Directions:
Show every line where "homes" occurs.

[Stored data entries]
* BEGIN *

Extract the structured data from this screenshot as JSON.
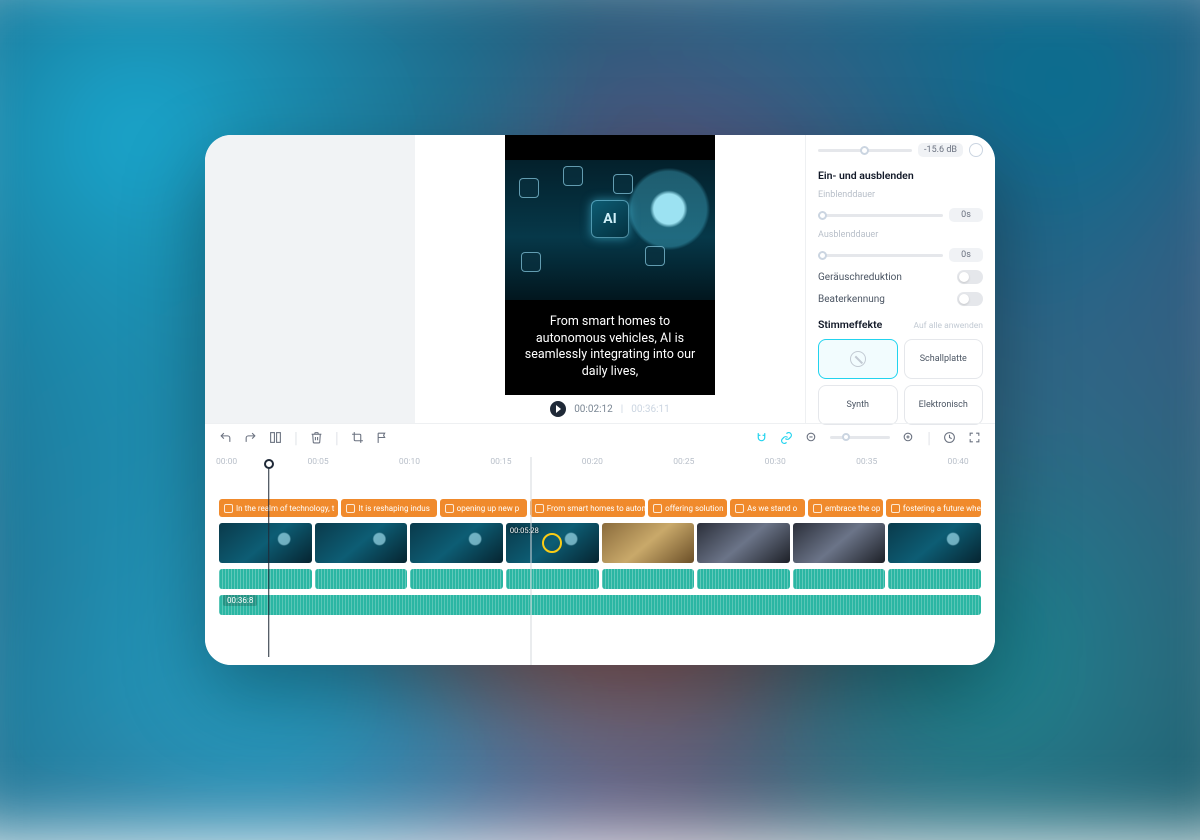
{
  "preview": {
    "chip_label": "AI",
    "subtitle": "From smart homes to autonomous vehicles, AI is seamlessly integrating into our daily lives,",
    "current_time": "00:02:12",
    "total_time": "00:36:11"
  },
  "panel": {
    "volume_value": "-15.6 dB",
    "fade_section": "Ein- und ausblenden",
    "fade_in_label": "Einblenddauer",
    "fade_in_value": "0s",
    "fade_out_label": "Ausblenddauer",
    "fade_out_value": "0s",
    "noise_reduction": "Geräuschreduktion",
    "beat_detect": "Beaterkennung",
    "voice_fx": "Stimmeffekte",
    "apply_all": "Auf alle anwenden",
    "fx": {
      "schallplatte": "Schallplatte",
      "synth": "Synth",
      "elektronisch": "Elektronisch"
    }
  },
  "ruler": {
    "t0": "00:00",
    "t1": "00:05",
    "t2": "00:10",
    "t3": "00:15",
    "t4": "00:20",
    "t5": "00:25",
    "t6": "00:30",
    "t7": "00:35",
    "t8": "00:40"
  },
  "captions": [
    "In the realm of technology, t",
    "It is reshaping indus",
    "opening up new p",
    "From smart homes to auton",
    "offering solution",
    "As we stand o",
    "embrace the op",
    "fostering a future whe"
  ],
  "clip_time": "00:05:28",
  "music_tag": "00:36:8"
}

* END *

Final answer:
    "subtitle": "From smart homes to autonomous vehicles, AI is seamlessly integrating into our daily lives,",
    "From smart homes to auton",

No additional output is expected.